(INSTRUCTIONS FOR THE TASK) Which lines contain the string "title"? Please list every one of them.

[Raw records]
★ ★ ★ ★ ★ ★ ★

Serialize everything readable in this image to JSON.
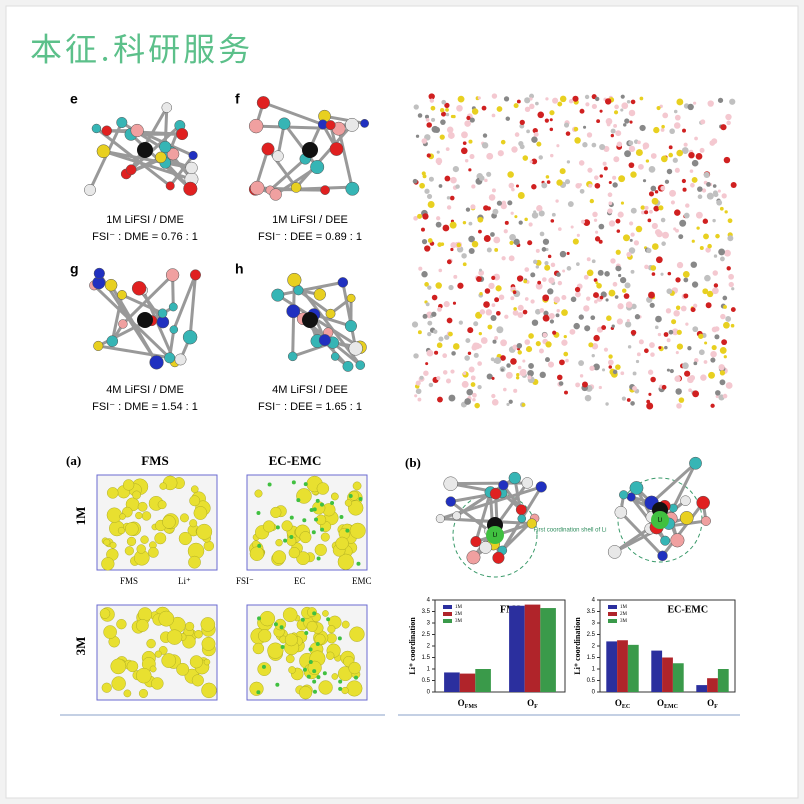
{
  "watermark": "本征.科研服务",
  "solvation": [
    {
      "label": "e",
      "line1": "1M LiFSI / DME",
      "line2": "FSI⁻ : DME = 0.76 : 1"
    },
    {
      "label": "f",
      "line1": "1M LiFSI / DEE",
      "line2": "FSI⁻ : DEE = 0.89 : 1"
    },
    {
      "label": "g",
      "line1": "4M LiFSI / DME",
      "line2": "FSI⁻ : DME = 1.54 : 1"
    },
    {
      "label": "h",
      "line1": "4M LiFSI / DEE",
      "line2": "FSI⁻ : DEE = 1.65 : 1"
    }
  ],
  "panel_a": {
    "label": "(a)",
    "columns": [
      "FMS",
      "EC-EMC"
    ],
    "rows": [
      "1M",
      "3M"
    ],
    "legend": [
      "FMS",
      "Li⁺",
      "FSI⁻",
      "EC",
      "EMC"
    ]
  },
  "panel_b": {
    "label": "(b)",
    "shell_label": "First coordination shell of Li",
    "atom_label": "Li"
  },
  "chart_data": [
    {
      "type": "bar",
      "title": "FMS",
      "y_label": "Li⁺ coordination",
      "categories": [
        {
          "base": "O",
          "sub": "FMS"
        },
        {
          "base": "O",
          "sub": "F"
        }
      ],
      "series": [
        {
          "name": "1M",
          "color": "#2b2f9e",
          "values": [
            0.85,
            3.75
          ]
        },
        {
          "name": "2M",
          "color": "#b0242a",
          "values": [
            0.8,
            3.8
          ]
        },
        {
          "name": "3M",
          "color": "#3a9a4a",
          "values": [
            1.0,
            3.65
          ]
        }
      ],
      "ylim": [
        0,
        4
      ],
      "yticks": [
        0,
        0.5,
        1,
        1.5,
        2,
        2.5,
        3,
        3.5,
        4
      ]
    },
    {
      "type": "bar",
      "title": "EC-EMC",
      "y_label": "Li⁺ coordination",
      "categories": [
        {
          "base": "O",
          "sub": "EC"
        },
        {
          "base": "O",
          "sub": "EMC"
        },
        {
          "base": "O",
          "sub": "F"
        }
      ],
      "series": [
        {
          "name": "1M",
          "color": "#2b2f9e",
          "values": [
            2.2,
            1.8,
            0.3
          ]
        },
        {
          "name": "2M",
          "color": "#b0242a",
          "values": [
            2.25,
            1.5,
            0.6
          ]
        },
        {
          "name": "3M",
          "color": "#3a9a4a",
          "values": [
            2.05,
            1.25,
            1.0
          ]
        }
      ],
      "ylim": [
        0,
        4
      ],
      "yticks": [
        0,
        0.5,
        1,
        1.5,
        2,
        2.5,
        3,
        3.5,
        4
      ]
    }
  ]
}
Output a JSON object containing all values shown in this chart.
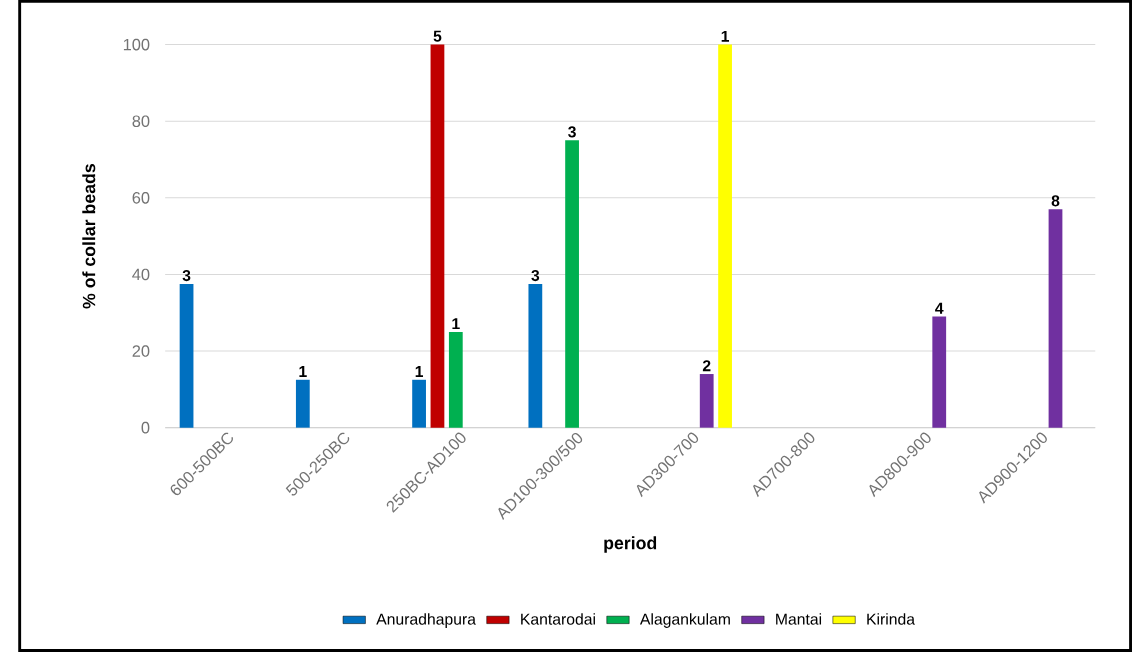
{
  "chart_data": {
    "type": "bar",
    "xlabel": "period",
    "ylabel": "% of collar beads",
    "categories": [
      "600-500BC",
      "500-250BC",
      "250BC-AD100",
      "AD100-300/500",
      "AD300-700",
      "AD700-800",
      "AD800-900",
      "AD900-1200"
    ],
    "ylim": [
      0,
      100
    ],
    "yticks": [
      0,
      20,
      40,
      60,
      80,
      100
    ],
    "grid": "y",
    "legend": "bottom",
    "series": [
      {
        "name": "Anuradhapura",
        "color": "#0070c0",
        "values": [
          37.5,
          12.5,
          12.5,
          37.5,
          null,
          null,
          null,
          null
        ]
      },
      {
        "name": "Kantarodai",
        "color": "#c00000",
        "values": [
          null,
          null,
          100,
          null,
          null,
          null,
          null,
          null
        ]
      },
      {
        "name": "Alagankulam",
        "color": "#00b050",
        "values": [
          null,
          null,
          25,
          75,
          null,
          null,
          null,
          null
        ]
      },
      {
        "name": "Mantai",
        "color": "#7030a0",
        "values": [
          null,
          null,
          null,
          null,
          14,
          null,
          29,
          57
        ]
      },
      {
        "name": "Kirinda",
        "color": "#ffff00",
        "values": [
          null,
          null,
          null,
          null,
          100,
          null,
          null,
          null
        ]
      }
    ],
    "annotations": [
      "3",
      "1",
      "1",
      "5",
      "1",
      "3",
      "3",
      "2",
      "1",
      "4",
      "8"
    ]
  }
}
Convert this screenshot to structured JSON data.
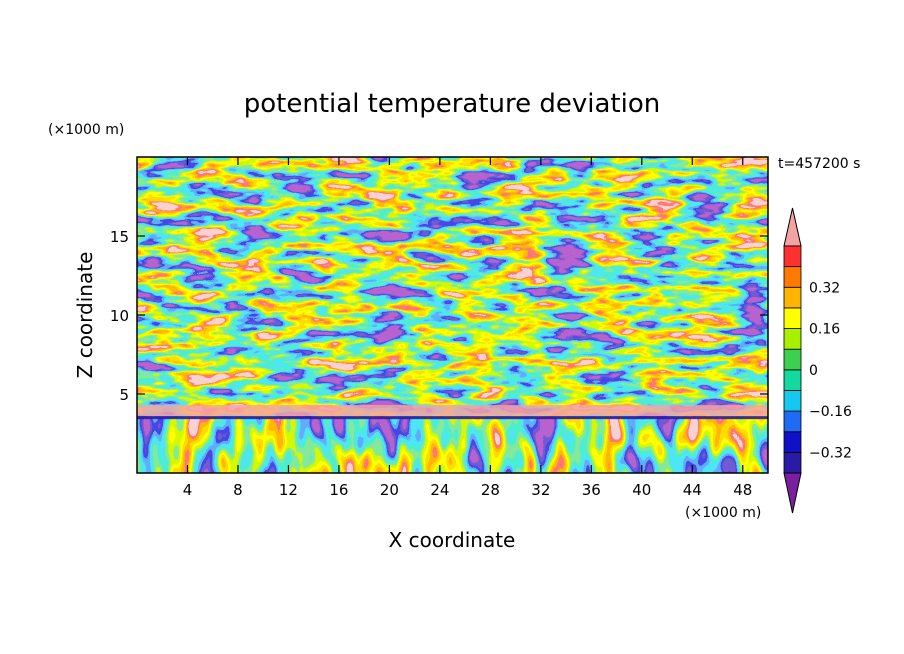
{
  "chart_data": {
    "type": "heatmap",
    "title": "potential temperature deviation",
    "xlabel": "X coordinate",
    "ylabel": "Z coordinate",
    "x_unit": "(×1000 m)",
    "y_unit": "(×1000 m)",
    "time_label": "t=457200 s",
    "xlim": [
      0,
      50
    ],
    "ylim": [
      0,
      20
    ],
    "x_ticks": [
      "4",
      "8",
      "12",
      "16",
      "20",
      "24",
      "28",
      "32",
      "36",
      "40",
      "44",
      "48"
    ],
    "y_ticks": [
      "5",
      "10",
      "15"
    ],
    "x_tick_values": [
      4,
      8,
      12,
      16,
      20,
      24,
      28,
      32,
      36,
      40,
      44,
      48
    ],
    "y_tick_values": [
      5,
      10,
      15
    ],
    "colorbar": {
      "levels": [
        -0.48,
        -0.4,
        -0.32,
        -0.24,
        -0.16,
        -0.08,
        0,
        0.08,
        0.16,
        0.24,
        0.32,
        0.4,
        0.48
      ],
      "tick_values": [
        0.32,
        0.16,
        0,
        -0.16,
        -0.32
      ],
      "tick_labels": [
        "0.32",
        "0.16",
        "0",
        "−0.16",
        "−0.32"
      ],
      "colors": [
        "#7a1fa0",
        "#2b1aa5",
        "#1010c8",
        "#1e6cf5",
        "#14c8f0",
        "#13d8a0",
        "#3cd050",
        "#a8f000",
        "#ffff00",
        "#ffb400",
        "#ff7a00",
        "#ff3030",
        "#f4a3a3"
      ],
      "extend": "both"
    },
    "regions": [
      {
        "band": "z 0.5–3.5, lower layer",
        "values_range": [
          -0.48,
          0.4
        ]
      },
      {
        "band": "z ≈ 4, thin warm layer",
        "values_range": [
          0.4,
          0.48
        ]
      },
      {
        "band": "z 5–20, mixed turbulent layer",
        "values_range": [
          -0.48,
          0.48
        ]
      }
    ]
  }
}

★ ★ ★ ★ ★ ★ ★

(PROBLEM SOLUTION)
      "title": "FMS",
      "title": "EC-EMC",
    "title": "potential temperature deviation",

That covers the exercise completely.